→ The problem: Determine the number of lines in the listing below where the string "Sauine" occurs; answer with the number alone.

→ Provided entries:
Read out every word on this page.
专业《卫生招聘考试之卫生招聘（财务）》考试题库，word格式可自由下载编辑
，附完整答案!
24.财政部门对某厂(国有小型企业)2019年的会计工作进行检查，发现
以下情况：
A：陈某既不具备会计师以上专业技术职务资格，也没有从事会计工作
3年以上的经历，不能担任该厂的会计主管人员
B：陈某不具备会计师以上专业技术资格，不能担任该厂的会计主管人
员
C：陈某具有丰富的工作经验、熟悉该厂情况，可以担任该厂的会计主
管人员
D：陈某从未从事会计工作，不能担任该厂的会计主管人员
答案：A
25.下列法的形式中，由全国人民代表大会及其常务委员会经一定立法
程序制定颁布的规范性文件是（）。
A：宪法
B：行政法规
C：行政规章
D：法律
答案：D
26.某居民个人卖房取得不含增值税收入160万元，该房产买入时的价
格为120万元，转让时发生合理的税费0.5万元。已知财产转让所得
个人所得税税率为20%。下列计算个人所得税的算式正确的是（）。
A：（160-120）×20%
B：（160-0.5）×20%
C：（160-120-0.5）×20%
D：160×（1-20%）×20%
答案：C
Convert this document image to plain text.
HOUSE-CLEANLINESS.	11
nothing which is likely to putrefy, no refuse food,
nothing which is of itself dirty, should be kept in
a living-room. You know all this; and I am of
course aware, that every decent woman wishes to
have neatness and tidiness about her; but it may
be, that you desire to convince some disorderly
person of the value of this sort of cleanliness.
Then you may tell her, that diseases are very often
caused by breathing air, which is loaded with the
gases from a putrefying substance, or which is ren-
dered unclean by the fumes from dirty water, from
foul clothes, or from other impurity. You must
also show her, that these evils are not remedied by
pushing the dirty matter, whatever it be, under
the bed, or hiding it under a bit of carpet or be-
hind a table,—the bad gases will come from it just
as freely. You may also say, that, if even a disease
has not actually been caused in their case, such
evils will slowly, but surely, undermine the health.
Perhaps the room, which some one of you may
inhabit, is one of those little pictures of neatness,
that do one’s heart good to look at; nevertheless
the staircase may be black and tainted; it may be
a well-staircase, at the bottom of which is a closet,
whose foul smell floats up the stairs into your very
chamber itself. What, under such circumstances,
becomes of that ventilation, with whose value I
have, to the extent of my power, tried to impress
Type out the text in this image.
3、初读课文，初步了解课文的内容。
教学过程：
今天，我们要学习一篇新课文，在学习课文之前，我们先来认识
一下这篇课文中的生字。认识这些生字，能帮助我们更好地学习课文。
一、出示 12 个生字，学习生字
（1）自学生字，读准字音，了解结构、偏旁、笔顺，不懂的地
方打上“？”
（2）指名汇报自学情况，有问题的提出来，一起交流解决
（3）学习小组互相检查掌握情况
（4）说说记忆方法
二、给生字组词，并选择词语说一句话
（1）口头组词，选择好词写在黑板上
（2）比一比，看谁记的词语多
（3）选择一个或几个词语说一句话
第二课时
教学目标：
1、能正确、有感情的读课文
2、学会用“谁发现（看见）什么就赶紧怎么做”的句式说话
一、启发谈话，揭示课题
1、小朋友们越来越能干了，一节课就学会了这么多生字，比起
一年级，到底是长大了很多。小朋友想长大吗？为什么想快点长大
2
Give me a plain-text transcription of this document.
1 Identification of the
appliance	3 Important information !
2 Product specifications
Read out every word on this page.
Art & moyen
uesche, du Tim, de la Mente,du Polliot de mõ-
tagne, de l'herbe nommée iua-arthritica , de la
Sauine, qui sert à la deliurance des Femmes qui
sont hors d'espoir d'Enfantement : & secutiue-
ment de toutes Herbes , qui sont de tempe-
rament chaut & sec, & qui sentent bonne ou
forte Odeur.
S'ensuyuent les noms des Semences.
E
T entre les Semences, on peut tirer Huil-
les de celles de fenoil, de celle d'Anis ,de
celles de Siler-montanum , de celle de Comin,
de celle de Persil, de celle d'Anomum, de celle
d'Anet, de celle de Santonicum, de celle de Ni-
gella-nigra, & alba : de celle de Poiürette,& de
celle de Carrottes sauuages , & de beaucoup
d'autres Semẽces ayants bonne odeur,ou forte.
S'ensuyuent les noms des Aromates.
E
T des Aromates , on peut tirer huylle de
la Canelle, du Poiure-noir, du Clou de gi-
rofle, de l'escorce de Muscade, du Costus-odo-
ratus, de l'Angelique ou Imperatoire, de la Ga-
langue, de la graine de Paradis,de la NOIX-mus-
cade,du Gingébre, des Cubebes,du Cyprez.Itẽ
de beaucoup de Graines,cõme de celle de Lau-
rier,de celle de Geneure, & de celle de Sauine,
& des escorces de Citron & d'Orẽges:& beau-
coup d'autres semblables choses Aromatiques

→ Result of the task: 2